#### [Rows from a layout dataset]
+ + + +

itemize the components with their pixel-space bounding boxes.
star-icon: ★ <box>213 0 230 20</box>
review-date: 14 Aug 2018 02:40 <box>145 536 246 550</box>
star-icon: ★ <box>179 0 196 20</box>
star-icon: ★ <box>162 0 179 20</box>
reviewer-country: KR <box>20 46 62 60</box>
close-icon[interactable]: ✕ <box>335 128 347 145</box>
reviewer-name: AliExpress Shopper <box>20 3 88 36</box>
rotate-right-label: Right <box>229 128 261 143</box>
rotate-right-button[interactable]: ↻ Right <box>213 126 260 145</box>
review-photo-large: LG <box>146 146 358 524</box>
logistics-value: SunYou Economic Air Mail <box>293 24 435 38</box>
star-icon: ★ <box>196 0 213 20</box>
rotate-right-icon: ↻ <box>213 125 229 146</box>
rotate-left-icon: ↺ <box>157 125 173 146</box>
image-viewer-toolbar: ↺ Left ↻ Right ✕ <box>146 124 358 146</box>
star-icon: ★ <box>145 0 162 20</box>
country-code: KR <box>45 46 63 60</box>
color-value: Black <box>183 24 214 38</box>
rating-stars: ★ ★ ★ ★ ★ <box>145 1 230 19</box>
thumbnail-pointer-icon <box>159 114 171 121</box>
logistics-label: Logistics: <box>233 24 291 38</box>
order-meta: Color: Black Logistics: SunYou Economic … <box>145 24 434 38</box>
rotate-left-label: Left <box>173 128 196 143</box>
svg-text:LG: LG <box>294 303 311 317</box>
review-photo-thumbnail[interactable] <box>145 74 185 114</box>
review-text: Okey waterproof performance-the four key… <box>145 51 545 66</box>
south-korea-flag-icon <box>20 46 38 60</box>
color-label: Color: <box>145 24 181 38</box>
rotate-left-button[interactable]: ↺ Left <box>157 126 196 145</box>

+ + + +

#### [The task]
Reproduce every line of the entries above word for word, leaving nothing out and changing nothing.

#### [Result below]
itemize the components with their pixel-space bounding boxes.
star-icon: ★ <box>213 0 230 20</box>
review-date: 14 Aug 2018 02:40 <box>145 536 246 550</box>
star-icon: ★ <box>179 0 196 20</box>
star-icon: ★ <box>162 0 179 20</box>
reviewer-country: KR <box>20 46 62 60</box>
close-icon[interactable]: ✕ <box>335 128 347 145</box>
reviewer-name: AliExpress Shopper <box>20 3 88 36</box>
rotate-right-label: Right <box>229 128 261 143</box>
rotate-right-button[interactable]: ↻ Right <box>213 126 260 145</box>
review-photo-large: LG <box>146 146 358 524</box>
logistics-value: SunYou Economic Air Mail <box>293 24 435 38</box>
star-icon: ★ <box>196 0 213 20</box>
rotate-right-icon: ↻ <box>213 125 229 146</box>
rotate-left-icon: ↺ <box>157 125 173 146</box>
image-viewer-toolbar: ↺ Left ↻ Right ✕ <box>146 124 358 146</box>
star-icon: ★ <box>145 0 162 20</box>
country-code: KR <box>45 46 63 60</box>
color-value: Black <box>183 24 214 38</box>
rating-stars: ★ ★ ★ ★ ★ <box>145 1 230 19</box>
thumbnail-pointer-icon <box>159 114 171 121</box>
logistics-label: Logistics: <box>233 24 291 38</box>
order-meta: Color: Black Logistics: SunYou Economic … <box>145 24 434 38</box>
rotate-left-label: Left <box>173 128 196 143</box>
svg-text:LG: LG <box>294 303 311 317</box>
review-photo-thumbnail[interactable] <box>145 74 185 114</box>
review-text: Okey waterproof performance-the four key… <box>145 51 545 66</box>
south-korea-flag-icon <box>20 46 38 60</box>
color-label: Color: <box>145 24 181 38</box>
rotate-left-button[interactable]: ↺ Left <box>157 126 196 145</box>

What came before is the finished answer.